**YOUR GOAL**.
From the entries below, gather every line containing the string "this".

**DATASET RECORDS**.

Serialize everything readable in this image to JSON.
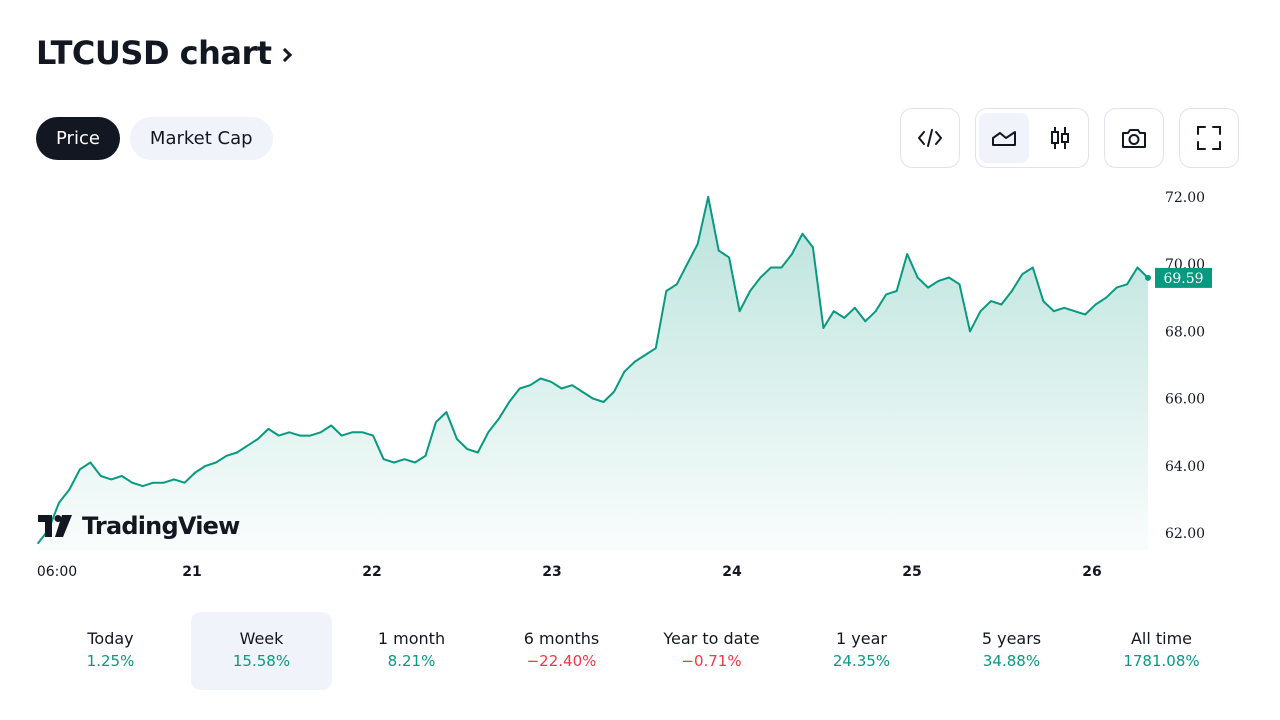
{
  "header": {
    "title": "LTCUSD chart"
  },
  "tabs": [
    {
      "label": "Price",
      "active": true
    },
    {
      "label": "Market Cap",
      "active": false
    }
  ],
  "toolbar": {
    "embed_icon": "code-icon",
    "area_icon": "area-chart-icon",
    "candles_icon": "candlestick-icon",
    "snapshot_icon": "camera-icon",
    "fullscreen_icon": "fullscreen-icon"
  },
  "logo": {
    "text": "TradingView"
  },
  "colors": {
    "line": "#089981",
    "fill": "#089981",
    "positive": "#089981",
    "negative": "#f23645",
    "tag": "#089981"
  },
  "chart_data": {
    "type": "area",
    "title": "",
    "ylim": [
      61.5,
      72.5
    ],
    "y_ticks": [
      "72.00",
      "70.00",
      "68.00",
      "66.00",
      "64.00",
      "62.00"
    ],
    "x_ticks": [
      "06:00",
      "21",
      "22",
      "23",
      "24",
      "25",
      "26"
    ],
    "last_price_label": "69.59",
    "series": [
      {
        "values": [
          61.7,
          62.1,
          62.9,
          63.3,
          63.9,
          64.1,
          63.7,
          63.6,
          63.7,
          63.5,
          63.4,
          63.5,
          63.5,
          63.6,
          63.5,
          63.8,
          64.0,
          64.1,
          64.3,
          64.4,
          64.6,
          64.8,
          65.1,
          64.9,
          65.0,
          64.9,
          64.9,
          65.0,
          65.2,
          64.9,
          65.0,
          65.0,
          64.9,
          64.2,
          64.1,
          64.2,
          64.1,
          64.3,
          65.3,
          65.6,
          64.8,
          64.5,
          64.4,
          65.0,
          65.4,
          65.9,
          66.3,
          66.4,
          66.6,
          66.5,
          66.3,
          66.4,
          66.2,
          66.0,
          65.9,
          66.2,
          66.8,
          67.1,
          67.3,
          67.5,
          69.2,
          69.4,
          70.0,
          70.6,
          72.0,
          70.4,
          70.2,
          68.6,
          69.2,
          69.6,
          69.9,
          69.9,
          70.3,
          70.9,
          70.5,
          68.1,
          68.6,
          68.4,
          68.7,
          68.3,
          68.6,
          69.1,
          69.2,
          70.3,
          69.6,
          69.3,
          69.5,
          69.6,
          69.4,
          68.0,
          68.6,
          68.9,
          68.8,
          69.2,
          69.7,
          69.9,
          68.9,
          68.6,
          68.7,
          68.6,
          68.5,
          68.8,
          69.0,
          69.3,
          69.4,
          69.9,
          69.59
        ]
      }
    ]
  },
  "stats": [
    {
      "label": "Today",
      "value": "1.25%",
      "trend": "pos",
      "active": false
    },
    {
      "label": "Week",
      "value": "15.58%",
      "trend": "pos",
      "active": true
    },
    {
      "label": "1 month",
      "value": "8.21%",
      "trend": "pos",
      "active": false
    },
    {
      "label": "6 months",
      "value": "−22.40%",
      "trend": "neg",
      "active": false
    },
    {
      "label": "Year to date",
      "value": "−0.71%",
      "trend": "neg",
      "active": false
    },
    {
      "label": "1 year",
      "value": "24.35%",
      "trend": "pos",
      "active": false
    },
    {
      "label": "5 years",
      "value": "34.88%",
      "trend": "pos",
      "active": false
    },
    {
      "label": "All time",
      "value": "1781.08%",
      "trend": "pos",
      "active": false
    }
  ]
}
* * *
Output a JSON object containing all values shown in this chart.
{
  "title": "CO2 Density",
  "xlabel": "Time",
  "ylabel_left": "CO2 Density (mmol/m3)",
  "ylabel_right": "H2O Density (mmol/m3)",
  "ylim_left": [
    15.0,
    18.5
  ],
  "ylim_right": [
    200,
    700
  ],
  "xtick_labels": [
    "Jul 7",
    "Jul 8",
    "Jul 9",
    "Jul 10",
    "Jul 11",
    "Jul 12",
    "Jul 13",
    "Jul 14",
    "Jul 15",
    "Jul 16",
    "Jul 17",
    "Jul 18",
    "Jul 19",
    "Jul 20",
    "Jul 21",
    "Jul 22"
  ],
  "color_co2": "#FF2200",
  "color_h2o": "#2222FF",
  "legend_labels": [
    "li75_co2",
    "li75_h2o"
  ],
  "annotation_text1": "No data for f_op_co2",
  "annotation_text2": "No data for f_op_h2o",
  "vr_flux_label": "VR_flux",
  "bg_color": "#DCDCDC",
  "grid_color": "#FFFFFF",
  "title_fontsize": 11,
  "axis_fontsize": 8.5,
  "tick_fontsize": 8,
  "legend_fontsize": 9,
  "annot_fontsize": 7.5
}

**TASK ANSWER**.
Serialize everything readable in this image to JSON.
Output a JSON object containing all values shown in this chart.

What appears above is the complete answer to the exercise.